Look through the material and tally each line bearing the word "يكون". Give only the total.

── Records ──

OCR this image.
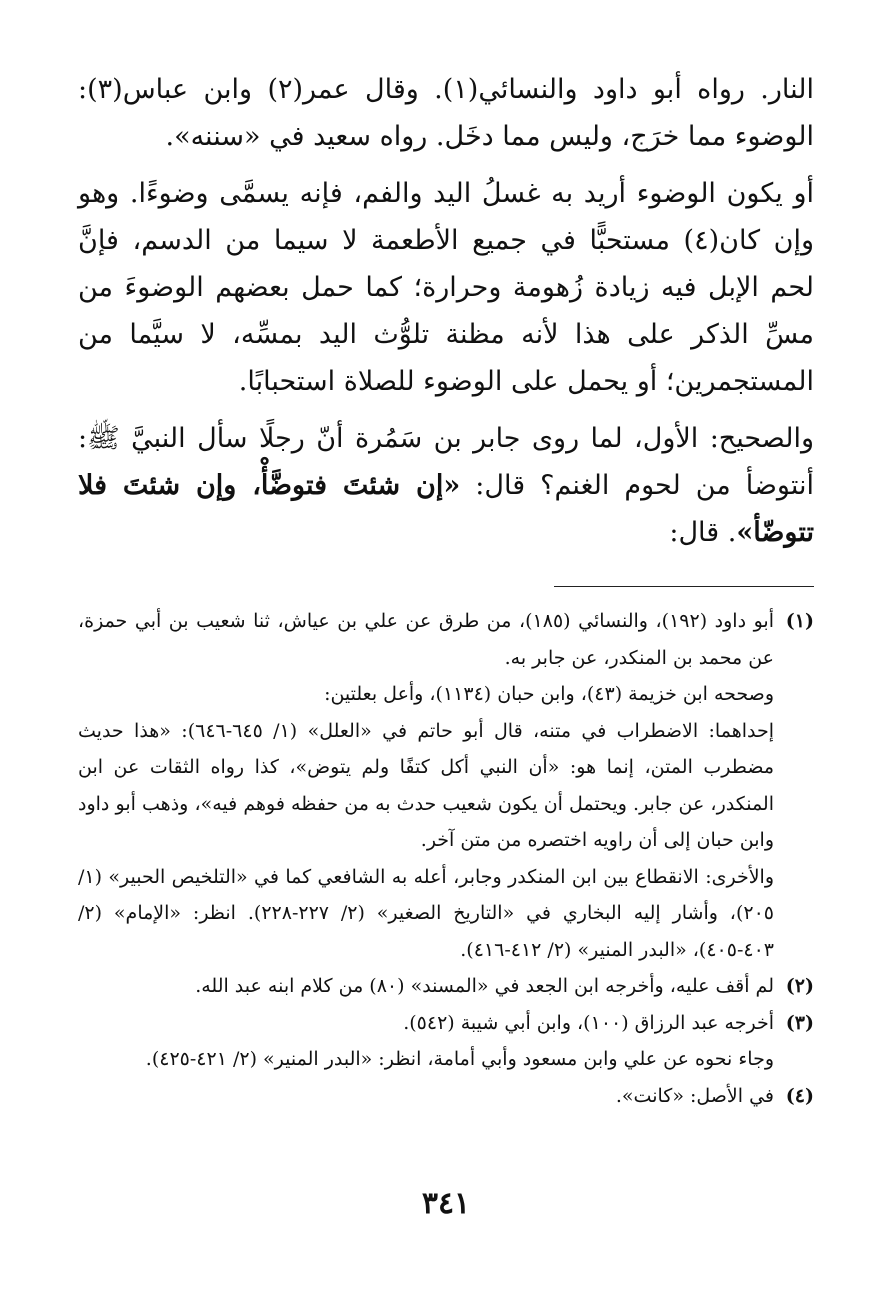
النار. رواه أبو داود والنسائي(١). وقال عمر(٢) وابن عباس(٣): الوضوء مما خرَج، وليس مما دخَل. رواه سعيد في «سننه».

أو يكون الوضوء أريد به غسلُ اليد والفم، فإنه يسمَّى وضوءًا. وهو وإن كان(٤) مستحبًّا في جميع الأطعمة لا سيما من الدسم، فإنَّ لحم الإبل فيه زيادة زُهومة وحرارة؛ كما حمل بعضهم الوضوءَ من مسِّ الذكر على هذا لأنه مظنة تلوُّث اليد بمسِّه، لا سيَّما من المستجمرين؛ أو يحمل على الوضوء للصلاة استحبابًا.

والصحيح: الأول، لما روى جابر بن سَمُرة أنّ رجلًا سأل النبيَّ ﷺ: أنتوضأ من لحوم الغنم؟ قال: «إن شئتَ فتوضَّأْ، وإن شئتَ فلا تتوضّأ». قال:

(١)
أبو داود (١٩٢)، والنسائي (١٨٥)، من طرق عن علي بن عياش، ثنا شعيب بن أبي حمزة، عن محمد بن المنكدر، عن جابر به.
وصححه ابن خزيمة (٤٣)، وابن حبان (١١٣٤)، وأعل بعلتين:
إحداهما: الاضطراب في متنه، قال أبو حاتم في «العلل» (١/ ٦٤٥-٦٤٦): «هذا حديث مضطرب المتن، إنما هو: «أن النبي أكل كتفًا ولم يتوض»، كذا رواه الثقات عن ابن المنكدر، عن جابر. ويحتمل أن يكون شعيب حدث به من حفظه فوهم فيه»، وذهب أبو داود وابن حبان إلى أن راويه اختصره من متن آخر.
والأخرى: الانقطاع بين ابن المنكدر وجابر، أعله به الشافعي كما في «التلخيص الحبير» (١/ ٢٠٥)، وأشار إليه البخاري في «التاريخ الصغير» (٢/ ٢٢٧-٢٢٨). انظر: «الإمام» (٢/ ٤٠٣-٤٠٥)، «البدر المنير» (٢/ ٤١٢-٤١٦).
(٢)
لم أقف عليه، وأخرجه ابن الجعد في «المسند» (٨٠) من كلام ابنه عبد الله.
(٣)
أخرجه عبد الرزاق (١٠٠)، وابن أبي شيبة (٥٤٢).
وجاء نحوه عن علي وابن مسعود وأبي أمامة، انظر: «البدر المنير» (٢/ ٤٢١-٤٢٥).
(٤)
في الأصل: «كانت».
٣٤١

───

# [Reply to the task]
2